Aim:
Only lines with the word "JSON" are needed; collect each of them from the listing below.

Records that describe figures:
_ _ _ _ _
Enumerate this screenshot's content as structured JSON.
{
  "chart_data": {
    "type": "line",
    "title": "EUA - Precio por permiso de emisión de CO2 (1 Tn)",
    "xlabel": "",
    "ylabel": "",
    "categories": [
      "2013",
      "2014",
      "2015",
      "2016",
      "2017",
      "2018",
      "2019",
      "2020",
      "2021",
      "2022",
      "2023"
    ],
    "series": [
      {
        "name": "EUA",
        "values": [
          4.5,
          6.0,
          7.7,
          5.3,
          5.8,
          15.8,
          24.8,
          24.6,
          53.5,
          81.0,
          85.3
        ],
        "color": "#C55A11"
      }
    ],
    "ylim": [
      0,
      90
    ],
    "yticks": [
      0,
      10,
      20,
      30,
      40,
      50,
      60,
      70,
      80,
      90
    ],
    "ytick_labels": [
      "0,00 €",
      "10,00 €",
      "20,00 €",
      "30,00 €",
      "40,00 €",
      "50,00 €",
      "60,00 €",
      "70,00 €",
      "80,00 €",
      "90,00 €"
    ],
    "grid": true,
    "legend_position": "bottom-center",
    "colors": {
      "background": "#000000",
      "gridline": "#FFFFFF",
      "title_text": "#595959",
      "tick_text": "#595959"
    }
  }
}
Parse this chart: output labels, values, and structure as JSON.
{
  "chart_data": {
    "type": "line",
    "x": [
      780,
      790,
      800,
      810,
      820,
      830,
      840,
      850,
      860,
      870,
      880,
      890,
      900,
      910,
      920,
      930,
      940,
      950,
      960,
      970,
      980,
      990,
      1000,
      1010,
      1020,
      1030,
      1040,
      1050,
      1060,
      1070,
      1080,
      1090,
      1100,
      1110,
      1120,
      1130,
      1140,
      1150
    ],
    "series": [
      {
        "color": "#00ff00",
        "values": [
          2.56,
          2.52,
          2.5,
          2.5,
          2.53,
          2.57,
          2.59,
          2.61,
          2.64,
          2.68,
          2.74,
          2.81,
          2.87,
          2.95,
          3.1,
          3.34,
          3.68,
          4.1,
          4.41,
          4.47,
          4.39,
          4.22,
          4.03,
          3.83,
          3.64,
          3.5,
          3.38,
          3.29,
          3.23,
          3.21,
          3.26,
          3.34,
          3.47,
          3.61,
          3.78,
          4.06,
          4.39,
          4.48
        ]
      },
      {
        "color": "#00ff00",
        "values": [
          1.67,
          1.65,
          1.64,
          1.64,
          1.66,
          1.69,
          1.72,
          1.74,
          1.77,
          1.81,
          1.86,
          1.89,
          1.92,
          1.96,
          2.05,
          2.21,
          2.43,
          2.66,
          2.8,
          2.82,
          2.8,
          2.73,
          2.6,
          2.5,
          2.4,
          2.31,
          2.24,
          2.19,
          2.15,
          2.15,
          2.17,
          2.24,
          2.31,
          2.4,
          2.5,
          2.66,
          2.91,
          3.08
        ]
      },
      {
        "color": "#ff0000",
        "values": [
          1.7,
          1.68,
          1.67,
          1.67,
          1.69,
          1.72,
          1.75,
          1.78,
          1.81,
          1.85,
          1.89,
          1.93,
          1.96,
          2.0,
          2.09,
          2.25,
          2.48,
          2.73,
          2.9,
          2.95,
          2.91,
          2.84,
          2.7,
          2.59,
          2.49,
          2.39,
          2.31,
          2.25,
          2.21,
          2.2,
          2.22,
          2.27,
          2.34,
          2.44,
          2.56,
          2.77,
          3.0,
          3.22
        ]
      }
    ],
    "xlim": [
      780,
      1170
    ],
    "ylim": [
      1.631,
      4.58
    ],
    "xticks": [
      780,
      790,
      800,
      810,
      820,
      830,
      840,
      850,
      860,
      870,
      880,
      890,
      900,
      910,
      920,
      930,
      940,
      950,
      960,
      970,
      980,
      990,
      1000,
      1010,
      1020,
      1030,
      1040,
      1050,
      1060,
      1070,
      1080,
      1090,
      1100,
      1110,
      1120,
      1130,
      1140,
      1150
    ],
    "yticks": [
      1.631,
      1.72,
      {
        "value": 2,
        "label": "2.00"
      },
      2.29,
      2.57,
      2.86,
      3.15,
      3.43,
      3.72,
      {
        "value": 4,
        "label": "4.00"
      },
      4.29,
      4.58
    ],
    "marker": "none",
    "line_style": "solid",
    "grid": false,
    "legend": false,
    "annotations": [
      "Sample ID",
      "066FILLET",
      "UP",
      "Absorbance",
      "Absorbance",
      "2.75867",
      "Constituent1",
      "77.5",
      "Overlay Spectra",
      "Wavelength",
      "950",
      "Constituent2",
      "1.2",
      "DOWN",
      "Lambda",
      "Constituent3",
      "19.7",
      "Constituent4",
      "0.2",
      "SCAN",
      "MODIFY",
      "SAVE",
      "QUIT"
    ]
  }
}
_ _ _ _ _
Written response:
Enumerate this screenshot's content as structured JSON.
Parse this chart: output labels, values, and structure as JSON.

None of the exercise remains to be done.